→ INPUT ROWS
◆ ◆ ◆ ◆

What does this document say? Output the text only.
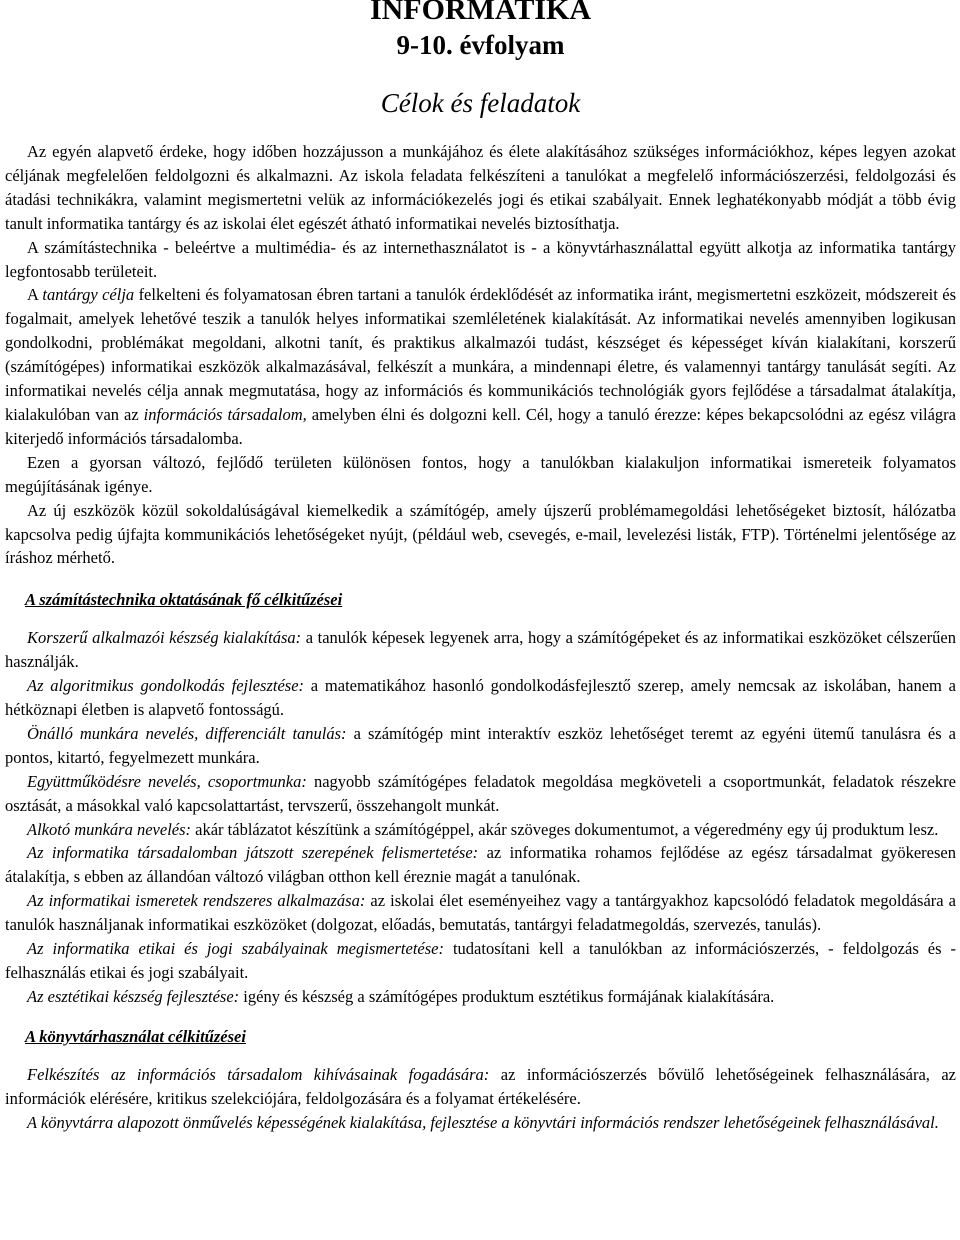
INFORMATIKA
9-10. évfolyam
Célok és feladatok

Az egyén alapvető érdeke, hogy időben hozzájusson a munkájához és élete alakításához szükséges információkhoz, képes legyen azokat céljának megfelelően feldolgozni és alkalmazni. Az iskola feladata felkészíteni a tanulókat a megfelelő információszerzési, feldolgozási és átadási technikákra, valamint megismertetni velük az információkezelés jogi és etikai szabályait. Ennek leghatékonyabb módját a több évig tanult informatika tantárgy és az iskolai élet egészét átható informatikai nevelés biztosíthatja.

A számítástechnika - beleértve a multimédia- és az internethasználatot is - a könyvtárhasználattal együtt alkotja az informatika tantárgy legfontosabb területeit.

A tantárgy célja felkelteni és folyamatosan ébren tartani a tanulók érdeklődését az informatika iránt, megismertetni eszközeit, módszereit és fogalmait, amelyek lehetővé teszik a tanulók helyes informatikai szemléletének kialakítását. Az informatikai nevelés amennyiben logikusan gondolkodni, problémákat megoldani, alkotni tanít, és praktikus alkalmazói tudást, készséget és képességet kíván kialakítani, korszerű (számítógépes) informatikai eszközök alkalmazásával, felkészít a munkára, a mindennapi életre, és valamennyi tantárgy tanulását segíti. Az informatikai nevelés célja annak megmutatása, hogy az információs és kommunikációs technológiák gyors fejlődése a társadalmat átalakítja, kialakulóban van az információs társadalom, amelyben élni és dolgozni kell. Cél, hogy a tanuló érezze: képes bekapcsolódni az egész világra kiterjedő információs társadalomba.

Ezen a gyorsan változó, fejlődő területen különösen fontos, hogy a tanulókban kialakuljon informatikai ismereteik folyamatos megújításának igénye.

Az új eszközök közül sokoldalúságával kiemelkedik a számítógép, amely újszerű problémamegoldási lehetőségeket biztosít, hálózatba kapcsolva pedig újfajta kommunikációs lehetőségeket nyújt, (például web, csevegés, e-mail, levelezési listák, FTP). Történelmi jelentősége az íráshoz mérhető.

A számítástechnika oktatásának fő célkitűzései

Korszerű alkalmazói készség kialakítása: a tanulók képesek legyenek arra, hogy a számítógépeket és az informatikai eszközöket célszerűen használják.

Az algoritmikus gondolkodás fejlesztése: a matematikához hasonló gondolkodásfejlesztő szerep, amely nemcsak az iskolában, hanem a hétköznapi életben is alapvető fontosságú.

Önálló munkára nevelés, differenciált tanulás: a számítógép mint interaktív eszköz lehetőséget teremt az egyéni ütemű tanulásra és a pontos, kitartó, fegyelmezett munkára.

Együttműködésre nevelés, csoportmunka: nagyobb számítógépes feladatok megoldása megköveteli a csoportmunkát, feladatok részekre osztását, a másokkal való kapcsolattartást, tervszerű, összehangolt munkát.

Alkotó munkára nevelés: akár táblázatot készítünk a számítógéppel, akár szöveges dokumentumot, a végeredmény egy új produktum lesz.

Az informatika társadalomban játszott szerepének felismertetése: az informatika rohamos fejlődése az egész társadalmat gyökeresen átalakítja, s ebben az állandóan változó világban otthon kell éreznie magát a tanulónak.

Az informatikai ismeretek rendszeres alkalmazása: az iskolai élet eseményeihez vagy a tantárgyakhoz kapcsolódó feladatok megoldására a tanulók használjanak informatikai eszközöket (dolgozat, előadás, bemutatás, tantárgyi feladatmegoldás, szervezés, tanulás).

Az informatika etikai és jogi szabályainak megismertetése: tudatosítani kell a tanulókban az információszerzés, - feldolgozás és -felhasználás etikai és jogi szabályait.

Az esztétikai készség fejlesztése: igény és készség a számítógépes produktum esztétikus formájának kialakítására.

A könyvtárhasználat célkitűzései

Felkészítés az információs társadalom kihívásainak fogadására: az információszerzés bővülő lehetőségeinek felhasználására, az információk elérésére, kritikus szelekciójára, feldolgozására és a folyamat értékelésére.

A könyvtárra alapozott önművelés képességének kialakítása, fejlesztése a könyvtári információs rendszer lehetőségeinek felhasználásával.
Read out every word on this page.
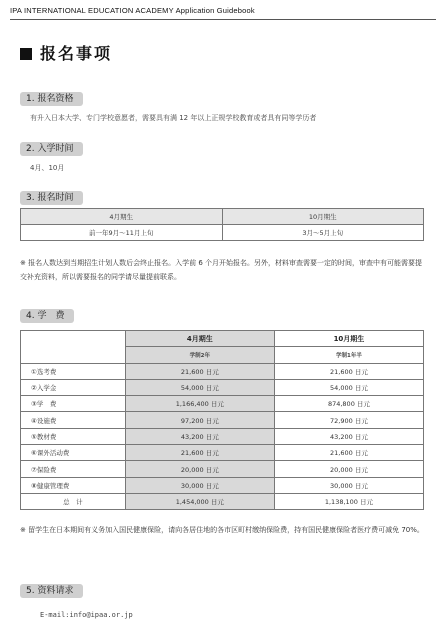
IPA INTERNATIONAL EDUCATION ACADEMY Application Guidebook
报名事项
1. 报名资格
有升入日本大学、专门学校意愿者，需要具有满 12 年以上正规学校教育或者具有同等学历者
2. 入学时间
4月、10月
3. 报名时间
4月期生	10月期生
前一年9月～11月上旬	3月～5月上旬
※ 报名人数达到当期招生计划人数后会终止报名。入学前 6 个月开始报名。另外，材料审查需要一定的时间，审查中有可能需要提交补充资料，所以需要报名的同学请尽量提前联系。
4. 学　费
	4月期生	10月期生
	学制2年	学制1年半
①选考费	21,600 日元	21,600 日元
②入学金	54,000 日元	54,000 日元
③学　费	1,166,400 日元	874,800 日元
④设施费	97,200 日元	72,900 日元
⑤教材费	43,200 日元	43,200 日元
⑥课外活动费	21,600 日元	21,600 日元
⑦保险费	20,000 日元	20,000 日元
⑧健康管理费	30,000 日元	30,000 日元
总　计	1,454,000 日元	1,138,100 日元
※ 留学生在日本期间有义务加入国民健康保险，请向各居住地的各市区町村缴纳保险费，持有国民健康保险者医疗费可减免 70%。
5. 资料请求
E-mail:info@ipaa.or.jp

◆ ◆ ◆ ◆

→ WHAT YOU ARE ASKED TO DO
Restate the data above word for word. Do not include the images.

→ WRITTEN RESPONSE
What does this document say? Output the text only.
INFORMATIKA
9-10. évfolyam
Célok és feladatok

Az egyén alapvető érdeke, hogy időben hozzájusson a munkájához és élete alakításához szükséges információkhoz, képes legyen azokat céljának megfelelően feldolgozni és alkalmazni. Az iskola feladata felkészíteni a tanulókat a megfelelő információszerzési, feldolgozási és átadási technikákra, valamint megismertetni velük az információkezelés jogi és etikai szabályait. Ennek leghatékonyabb módját a több évig tanult informatika tantárgy és az iskolai élet egészét átható informatikai nevelés biztosíthatja.

A számítástechnika - beleértve a multimédia- és az internethasználatot is - a könyvtárhasználattal együtt alkotja az informatika tantárgy legfontosabb területeit.

A tantárgy célja felkelteni és folyamatosan ébren tartani a tanulók érdeklődését az informatika iránt, megismertetni eszközeit, módszereit és fogalmait, amelyek lehetővé teszik a tanulók helyes informatikai szemléletének kialakítását. Az informatikai nevelés amennyiben logikusan gondolkodni, problémákat megoldani, alkotni tanít, és praktikus alkalmazói tudást, készséget és képességet kíván kialakítani, korszerű (számítógépes) informatikai eszközök alkalmazásával, felkészít a munkára, a mindennapi életre, és valamennyi tantárgy tanulását segíti. Az informatikai nevelés célja annak megmutatása, hogy az információs és kommunikációs technológiák gyors fejlődése a társadalmat átalakítja, kialakulóban van az információs társadalom, amelyben élni és dolgozni kell. Cél, hogy a tanuló érezze: képes bekapcsolódni az egész világra kiterjedő információs társadalomba.

Ezen a gyorsan változó, fejlődő területen különösen fontos, hogy a tanulókban kialakuljon informatikai ismereteik folyamatos megújításának igénye.

Az új eszközök közül sokoldalúságával kiemelkedik a számítógép, amely újszerű problémamegoldási lehetőségeket biztosít, hálózatba kapcsolva pedig újfajta kommunikációs lehetőségeket nyújt, (például web, csevegés, e-mail, levelezési listák, FTP). Történelmi jelentősége az íráshoz mérhető.

A számítástechnika oktatásának fő célkitűzései

Korszerű alkalmazói készség kialakítása: a tanulók képesek legyenek arra, hogy a számítógépeket és az informatikai eszközöket célszerűen használják.

Az algoritmikus gondolkodás fejlesztése: a matematikához hasonló gondolkodásfejlesztő szerep, amely nemcsak az iskolában, hanem a hétköznapi életben is alapvető fontosságú.

Önálló munkára nevelés, differenciált tanulás: a számítógép mint interaktív eszköz lehetőséget teremt az egyéni ütemű tanulásra és a pontos, kitartó, fegyelmezett munkára.

Együttműködésre nevelés, csoportmunka: nagyobb számítógépes feladatok megoldása megköveteli a csoportmunkát, feladatok részekre osztását, a másokkal való kapcsolattartást, tervszerű, összehangolt munkát.

Alkotó munkára nevelés: akár táblázatot készítünk a számítógéppel, akár szöveges dokumentumot, a végeredmény egy új produktum lesz.

Az informatika társadalomban játszott szerepének felismertetése: az informatika rohamos fejlődése az egész társadalmat gyökeresen átalakítja, s ebben az állandóan változó világban otthon kell éreznie magát a tanulónak.

Az informatikai ismeretek rendszeres alkalmazása: az iskolai élet eseményeihez vagy a tantárgyakhoz kapcsolódó feladatok megoldására a tanulók használjanak informatikai eszközöket (dolgozat, előadás, bemutatás, tantárgyi feladatmegoldás, szervezés, tanulás).

Az informatika etikai és jogi szabályainak megismertetése: tudatosítani kell a tanulókban az információszerzés, - feldolgozás és -felhasználás etikai és jogi szabályait.

Az esztétikai készség fejlesztése: igény és készség a számítógépes produktum esztétikus formájának kialakítására.

A könyvtárhasználat célkitűzései

Felkészítés az információs társadalom kihívásainak fogadására: az információszerzés bővülő lehetőségeinek felhasználására, az információk elérésére, kritikus szelekciójára, feldolgozására és a folyamat értékelésére.

A könyvtárra alapozott önművelés képességének kialakítása, fejlesztése a könyvtári információs rendszer lehetőségeinek felhasználásával.
Read out every word on this page.
IPA INTERNATIONAL EDUCATION ACADEMY Application Guidebook
报名事项
1. 报名资格
有升入日本大学、专门学校意愿者，需要具有满 12 年以上正规学校教育或者具有同等学历者
2. 入学时间
4月、10月
3. 报名时间
4月期生	10月期生
前一年9月～11月上旬	3月～5月上旬
※ 报名人数达到当期招生计划人数后会终止报名。入学前 6 个月开始报名。另外，材料审查需要一定的时间，审查中有可能需要提交补充资料，所以需要报名的同学请尽量提前联系。
4. 学　费
	4月期生	10月期生
	学制2年	学制1年半
①选考费	21,600 日元	21,600 日元
②入学金	54,000 日元	54,000 日元
③学　费	1,166,400 日元	874,800 日元
④设施费	97,200 日元	72,900 日元
⑤教材费	43,200 日元	43,200 日元
⑥课外活动费	21,600 日元	21,600 日元
⑦保险费	20,000 日元	20,000 日元
⑧健康管理费	30,000 日元	30,000 日元
总　计	1,454,000 日元	1,138,100 日元
※ 留学生在日本期间有义务加入国民健康保险，请向各居住地的各市区町村缴纳保险费，持有国民健康保险者医疗费可减免 70%。
5. 资料请求
E-mail:info@ipaa.or.jp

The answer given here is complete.